YOUR OBJECTIVE → Output the listing exactly, without its pictures.

── DATA SHOWN

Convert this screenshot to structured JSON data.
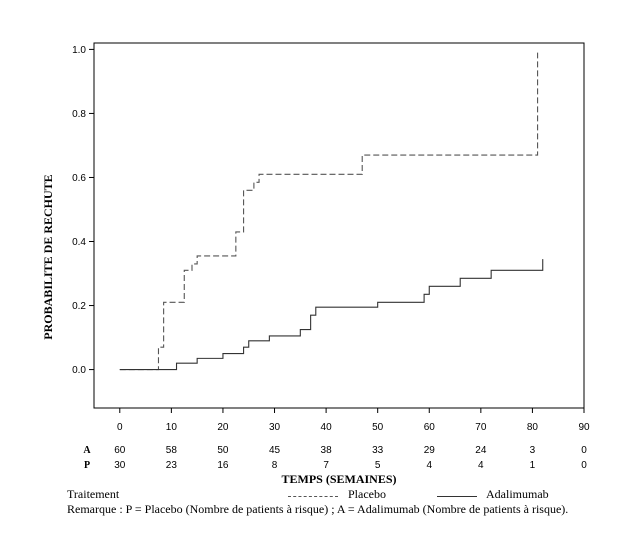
{
  "chart_data": {
    "type": "line",
    "step": true,
    "xlabel": "TEMPS (SEMAINES)",
    "ylabel": "PROBABILITE DE RECHUTE",
    "xlim": [
      -5,
      90
    ],
    "ylim": [
      -0.12,
      1.02
    ],
    "xticks": [
      0,
      10,
      20,
      30,
      40,
      50,
      60,
      70,
      80,
      90
    ],
    "xtick_labels": [
      "0",
      "10",
      "20",
      "30",
      "40",
      "50",
      "60",
      "70",
      "80",
      "90"
    ],
    "yticks": [
      0.0,
      0.2,
      0.4,
      0.6,
      0.8,
      1.0
    ],
    "ytick_labels": [
      "0.0",
      "0.2",
      "0.4",
      "0.6",
      "0.8",
      "1.0"
    ],
    "grid": false,
    "series": [
      {
        "name": "Placebo",
        "style": "dashed",
        "color": "#555555",
        "x": [
          0,
          7,
          7.5,
          8.5,
          10,
          12,
          12.5,
          14,
          15,
          22,
          22.5,
          23.5,
          24,
          26,
          27,
          47,
          81,
          81
        ],
        "y": [
          0,
          0,
          0.07,
          0.21,
          0.21,
          0.21,
          0.31,
          0.33,
          0.355,
          0.355,
          0.43,
          0.43,
          0.56,
          0.585,
          0.61,
          0.67,
          0.67,
          0.99
        ]
      },
      {
        "name": "Adalimumab",
        "style": "solid",
        "color": "#333333",
        "x": [
          0,
          7,
          10,
          11,
          15,
          20,
          24,
          25,
          29,
          35,
          37,
          38,
          50,
          59,
          60,
          66,
          72,
          82
        ],
        "y": [
          0,
          0,
          0,
          0.02,
          0.035,
          0.05,
          0.07,
          0.09,
          0.105,
          0.125,
          0.17,
          0.195,
          0.21,
          0.235,
          0.26,
          0.285,
          0.31,
          0.345
        ]
      }
    ],
    "risk_table": {
      "times": [
        "0",
        "10",
        "20",
        "30",
        "40",
        "50",
        "60",
        "70",
        "80",
        "90"
      ],
      "rows": [
        {
          "label": "A",
          "values": [
            "60",
            "58",
            "50",
            "45",
            "38",
            "33",
            "29",
            "24",
            "3",
            "0"
          ]
        },
        {
          "label": "P",
          "values": [
            "30",
            "23",
            "16",
            "8",
            "7",
            "5",
            "4",
            "4",
            "1",
            "0"
          ]
        }
      ]
    }
  },
  "legend": {
    "title": "Traitement",
    "placebo_label": "Placebo",
    "adalimumab_label": "Adalimumab"
  },
  "note": "Remarque : P = Placebo (Nombre de patients à risque) ; A = Adalimumab (Nombre de patients à risque)."
}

────

EXERCISE ANSWER →
Convert this screenshot to structured JSON data.
{
  "chart_data": {
    "type": "line",
    "step": true,
    "xlabel": "TEMPS (SEMAINES)",
    "ylabel": "PROBABILITE DE RECHUTE",
    "xlim": [
      -5,
      90
    ],
    "ylim": [
      -0.12,
      1.02
    ],
    "xticks": [
      0,
      10,
      20,
      30,
      40,
      50,
      60,
      70,
      80,
      90
    ],
    "xtick_labels": [
      "0",
      "10",
      "20",
      "30",
      "40",
      "50",
      "60",
      "70",
      "80",
      "90"
    ],
    "yticks": [
      0.0,
      0.2,
      0.4,
      0.6,
      0.8,
      1.0
    ],
    "ytick_labels": [
      "0.0",
      "0.2",
      "0.4",
      "0.6",
      "0.8",
      "1.0"
    ],
    "grid": false,
    "series": [
      {
        "name": "Placebo",
        "style": "dashed",
        "color": "#555555",
        "x": [
          0,
          7,
          7.5,
          8.5,
          10,
          12,
          12.5,
          14,
          15,
          22,
          22.5,
          23.5,
          24,
          26,
          27,
          47,
          81,
          81
        ],
        "y": [
          0,
          0,
          0.07,
          0.21,
          0.21,
          0.21,
          0.31,
          0.33,
          0.355,
          0.355,
          0.43,
          0.43,
          0.56,
          0.585,
          0.61,
          0.67,
          0.67,
          0.99
        ]
      },
      {
        "name": "Adalimumab",
        "style": "solid",
        "color": "#333333",
        "x": [
          0,
          7,
          10,
          11,
          15,
          20,
          24,
          25,
          29,
          35,
          37,
          38,
          50,
          59,
          60,
          66,
          72,
          82
        ],
        "y": [
          0,
          0,
          0,
          0.02,
          0.035,
          0.05,
          0.07,
          0.09,
          0.105,
          0.125,
          0.17,
          0.195,
          0.21,
          0.235,
          0.26,
          0.285,
          0.31,
          0.345
        ]
      }
    ],
    "risk_table": {
      "times": [
        "0",
        "10",
        "20",
        "30",
        "40",
        "50",
        "60",
        "70",
        "80",
        "90"
      ],
      "rows": [
        {
          "label": "A",
          "values": [
            "60",
            "58",
            "50",
            "45",
            "38",
            "33",
            "29",
            "24",
            "3",
            "0"
          ]
        },
        {
          "label": "P",
          "values": [
            "30",
            "23",
            "16",
            "8",
            "7",
            "5",
            "4",
            "4",
            "1",
            "0"
          ]
        }
      ]
    }
  },
  "legend": {
    "title": "Traitement",
    "placebo_label": "Placebo",
    "adalimumab_label": "Adalimumab"
  },
  "note": "Remarque : P = Placebo (Nombre de patients à risque) ; A = Adalimumab (Nombre de patients à risque)."
}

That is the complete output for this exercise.